● **TASK INSTRUCTIONS**: Take from the listing each line that has the string "this".

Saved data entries
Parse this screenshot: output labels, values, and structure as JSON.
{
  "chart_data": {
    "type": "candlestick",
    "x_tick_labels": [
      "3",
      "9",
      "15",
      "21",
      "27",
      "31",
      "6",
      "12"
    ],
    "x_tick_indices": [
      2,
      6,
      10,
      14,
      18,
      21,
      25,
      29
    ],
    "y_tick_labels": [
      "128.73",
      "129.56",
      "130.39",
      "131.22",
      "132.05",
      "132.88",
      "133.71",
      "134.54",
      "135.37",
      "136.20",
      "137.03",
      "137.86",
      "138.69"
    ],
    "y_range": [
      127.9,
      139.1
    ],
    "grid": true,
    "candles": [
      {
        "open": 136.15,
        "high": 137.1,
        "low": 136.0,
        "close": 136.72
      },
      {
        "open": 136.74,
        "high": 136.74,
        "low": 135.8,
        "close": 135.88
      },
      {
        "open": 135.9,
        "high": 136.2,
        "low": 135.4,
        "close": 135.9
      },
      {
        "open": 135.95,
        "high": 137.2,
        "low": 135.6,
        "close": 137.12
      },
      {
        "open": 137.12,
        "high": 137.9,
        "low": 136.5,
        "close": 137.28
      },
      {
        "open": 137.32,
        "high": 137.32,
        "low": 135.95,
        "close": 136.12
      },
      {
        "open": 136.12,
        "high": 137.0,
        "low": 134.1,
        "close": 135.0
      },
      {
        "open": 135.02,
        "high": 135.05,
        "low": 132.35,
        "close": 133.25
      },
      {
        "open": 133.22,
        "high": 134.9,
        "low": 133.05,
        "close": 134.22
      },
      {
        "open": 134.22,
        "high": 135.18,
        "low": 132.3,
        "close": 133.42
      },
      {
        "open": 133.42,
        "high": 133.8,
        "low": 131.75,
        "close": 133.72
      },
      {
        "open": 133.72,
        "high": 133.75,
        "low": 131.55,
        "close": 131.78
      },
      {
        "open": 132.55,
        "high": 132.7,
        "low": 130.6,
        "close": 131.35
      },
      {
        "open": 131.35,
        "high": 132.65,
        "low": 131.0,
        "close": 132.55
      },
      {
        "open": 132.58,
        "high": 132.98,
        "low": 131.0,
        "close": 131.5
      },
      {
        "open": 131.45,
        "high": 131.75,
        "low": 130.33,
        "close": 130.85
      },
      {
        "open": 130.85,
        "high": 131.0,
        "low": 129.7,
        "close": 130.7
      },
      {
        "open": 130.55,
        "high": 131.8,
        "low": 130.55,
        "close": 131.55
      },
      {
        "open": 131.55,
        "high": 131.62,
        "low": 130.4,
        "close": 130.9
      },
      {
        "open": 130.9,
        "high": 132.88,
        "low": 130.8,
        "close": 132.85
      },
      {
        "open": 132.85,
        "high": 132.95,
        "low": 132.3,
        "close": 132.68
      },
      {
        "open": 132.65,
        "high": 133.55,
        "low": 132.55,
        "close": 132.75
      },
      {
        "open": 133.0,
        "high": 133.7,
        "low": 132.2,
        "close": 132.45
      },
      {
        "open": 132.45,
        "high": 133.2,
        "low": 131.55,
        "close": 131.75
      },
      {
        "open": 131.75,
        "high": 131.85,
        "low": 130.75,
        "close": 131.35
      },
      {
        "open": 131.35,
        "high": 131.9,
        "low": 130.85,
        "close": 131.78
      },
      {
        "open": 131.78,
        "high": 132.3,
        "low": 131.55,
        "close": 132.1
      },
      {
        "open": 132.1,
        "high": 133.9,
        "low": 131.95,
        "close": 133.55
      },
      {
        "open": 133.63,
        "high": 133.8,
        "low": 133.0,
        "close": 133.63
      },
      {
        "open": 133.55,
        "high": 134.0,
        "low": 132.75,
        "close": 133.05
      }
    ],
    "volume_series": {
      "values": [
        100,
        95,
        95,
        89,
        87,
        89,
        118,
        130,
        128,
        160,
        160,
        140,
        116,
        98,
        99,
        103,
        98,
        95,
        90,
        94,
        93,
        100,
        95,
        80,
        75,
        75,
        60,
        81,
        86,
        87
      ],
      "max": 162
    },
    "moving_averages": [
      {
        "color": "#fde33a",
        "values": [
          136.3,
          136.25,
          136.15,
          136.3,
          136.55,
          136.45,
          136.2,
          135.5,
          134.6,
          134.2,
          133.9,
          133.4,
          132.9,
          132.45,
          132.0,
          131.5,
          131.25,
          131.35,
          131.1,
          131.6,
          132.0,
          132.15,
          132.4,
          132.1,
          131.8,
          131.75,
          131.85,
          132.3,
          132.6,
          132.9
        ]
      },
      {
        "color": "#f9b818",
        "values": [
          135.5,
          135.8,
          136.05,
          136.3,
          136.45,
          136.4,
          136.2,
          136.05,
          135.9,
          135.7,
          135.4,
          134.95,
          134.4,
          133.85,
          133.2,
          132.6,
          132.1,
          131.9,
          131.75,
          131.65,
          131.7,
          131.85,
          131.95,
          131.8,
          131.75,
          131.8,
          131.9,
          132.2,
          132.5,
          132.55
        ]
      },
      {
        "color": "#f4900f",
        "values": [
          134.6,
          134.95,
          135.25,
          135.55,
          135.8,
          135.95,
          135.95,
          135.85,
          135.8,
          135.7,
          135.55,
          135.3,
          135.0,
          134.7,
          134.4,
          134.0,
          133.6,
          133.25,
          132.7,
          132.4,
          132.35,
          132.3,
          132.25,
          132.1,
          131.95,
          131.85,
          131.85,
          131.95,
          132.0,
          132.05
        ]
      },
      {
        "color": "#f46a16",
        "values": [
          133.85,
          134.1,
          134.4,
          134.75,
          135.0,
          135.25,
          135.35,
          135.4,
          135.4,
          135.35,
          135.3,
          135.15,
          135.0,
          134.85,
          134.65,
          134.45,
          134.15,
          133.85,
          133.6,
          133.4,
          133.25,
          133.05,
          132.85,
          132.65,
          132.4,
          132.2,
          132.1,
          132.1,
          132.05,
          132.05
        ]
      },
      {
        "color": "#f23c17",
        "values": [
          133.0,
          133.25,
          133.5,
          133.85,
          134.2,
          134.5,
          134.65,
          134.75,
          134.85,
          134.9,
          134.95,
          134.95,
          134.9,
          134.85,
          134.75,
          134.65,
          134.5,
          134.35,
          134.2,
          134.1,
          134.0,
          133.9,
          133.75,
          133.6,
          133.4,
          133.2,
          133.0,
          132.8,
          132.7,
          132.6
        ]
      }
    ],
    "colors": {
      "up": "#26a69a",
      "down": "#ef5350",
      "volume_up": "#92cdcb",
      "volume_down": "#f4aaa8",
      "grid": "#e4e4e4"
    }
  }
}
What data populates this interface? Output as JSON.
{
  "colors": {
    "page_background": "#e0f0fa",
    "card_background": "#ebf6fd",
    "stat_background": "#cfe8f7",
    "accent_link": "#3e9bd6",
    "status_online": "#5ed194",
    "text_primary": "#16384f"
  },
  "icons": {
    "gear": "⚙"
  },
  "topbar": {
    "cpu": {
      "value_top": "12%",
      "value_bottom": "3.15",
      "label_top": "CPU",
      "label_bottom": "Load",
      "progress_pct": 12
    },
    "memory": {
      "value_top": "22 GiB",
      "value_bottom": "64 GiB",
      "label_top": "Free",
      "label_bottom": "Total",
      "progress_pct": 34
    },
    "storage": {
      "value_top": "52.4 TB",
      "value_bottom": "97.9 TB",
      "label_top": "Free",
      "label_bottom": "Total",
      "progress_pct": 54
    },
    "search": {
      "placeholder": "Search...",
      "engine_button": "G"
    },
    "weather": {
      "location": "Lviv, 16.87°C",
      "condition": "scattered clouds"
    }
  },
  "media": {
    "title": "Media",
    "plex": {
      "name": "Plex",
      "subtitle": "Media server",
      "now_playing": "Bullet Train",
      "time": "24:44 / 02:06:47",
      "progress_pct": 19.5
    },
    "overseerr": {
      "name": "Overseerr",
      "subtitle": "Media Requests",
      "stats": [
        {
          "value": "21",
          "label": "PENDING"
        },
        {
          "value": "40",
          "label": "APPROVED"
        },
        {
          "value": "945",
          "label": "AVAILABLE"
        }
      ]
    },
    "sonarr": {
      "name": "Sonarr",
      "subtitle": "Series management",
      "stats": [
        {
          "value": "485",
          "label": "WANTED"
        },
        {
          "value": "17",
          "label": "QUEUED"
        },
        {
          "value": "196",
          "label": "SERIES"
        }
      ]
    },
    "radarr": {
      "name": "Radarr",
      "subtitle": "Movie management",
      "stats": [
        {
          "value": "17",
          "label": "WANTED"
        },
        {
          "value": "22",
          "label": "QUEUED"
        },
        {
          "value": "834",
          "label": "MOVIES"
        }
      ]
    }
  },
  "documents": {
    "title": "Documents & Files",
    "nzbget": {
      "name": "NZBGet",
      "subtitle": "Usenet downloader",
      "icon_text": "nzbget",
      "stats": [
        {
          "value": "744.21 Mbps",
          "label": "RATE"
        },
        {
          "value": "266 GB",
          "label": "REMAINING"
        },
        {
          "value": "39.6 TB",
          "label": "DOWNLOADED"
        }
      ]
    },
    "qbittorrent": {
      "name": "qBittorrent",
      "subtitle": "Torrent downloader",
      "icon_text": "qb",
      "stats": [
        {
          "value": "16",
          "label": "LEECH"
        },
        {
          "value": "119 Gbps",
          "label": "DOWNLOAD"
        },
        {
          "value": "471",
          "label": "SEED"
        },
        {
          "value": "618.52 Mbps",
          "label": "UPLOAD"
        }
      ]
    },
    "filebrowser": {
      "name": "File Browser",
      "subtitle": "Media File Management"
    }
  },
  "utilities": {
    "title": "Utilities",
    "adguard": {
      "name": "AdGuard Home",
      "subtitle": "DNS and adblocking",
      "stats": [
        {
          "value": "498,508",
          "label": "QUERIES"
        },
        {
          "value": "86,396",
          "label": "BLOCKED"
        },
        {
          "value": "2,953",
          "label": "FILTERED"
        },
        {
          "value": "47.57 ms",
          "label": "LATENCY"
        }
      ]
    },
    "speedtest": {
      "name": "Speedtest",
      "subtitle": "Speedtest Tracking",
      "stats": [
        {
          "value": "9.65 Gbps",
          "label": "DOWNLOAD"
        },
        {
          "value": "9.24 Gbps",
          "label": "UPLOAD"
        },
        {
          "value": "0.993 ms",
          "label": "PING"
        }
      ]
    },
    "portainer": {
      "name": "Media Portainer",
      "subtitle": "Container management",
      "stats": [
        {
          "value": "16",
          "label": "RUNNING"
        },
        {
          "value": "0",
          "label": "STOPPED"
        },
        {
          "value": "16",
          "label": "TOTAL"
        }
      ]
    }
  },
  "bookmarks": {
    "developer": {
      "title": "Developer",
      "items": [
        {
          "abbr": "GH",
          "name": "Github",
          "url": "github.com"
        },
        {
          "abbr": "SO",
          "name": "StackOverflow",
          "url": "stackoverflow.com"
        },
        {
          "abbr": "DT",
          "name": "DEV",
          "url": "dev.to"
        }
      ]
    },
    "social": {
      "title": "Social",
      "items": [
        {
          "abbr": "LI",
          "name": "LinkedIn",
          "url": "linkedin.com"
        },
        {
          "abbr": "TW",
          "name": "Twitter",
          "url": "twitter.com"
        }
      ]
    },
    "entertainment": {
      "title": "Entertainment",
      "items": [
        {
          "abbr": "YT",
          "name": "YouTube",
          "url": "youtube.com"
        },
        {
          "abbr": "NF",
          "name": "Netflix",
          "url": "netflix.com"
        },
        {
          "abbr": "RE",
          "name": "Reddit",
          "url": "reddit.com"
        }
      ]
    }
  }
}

● **FINAL RESULT**:
Parse this screenshot: output labels, values, and structure as JSON.
What data populates this interface? Output as JSON.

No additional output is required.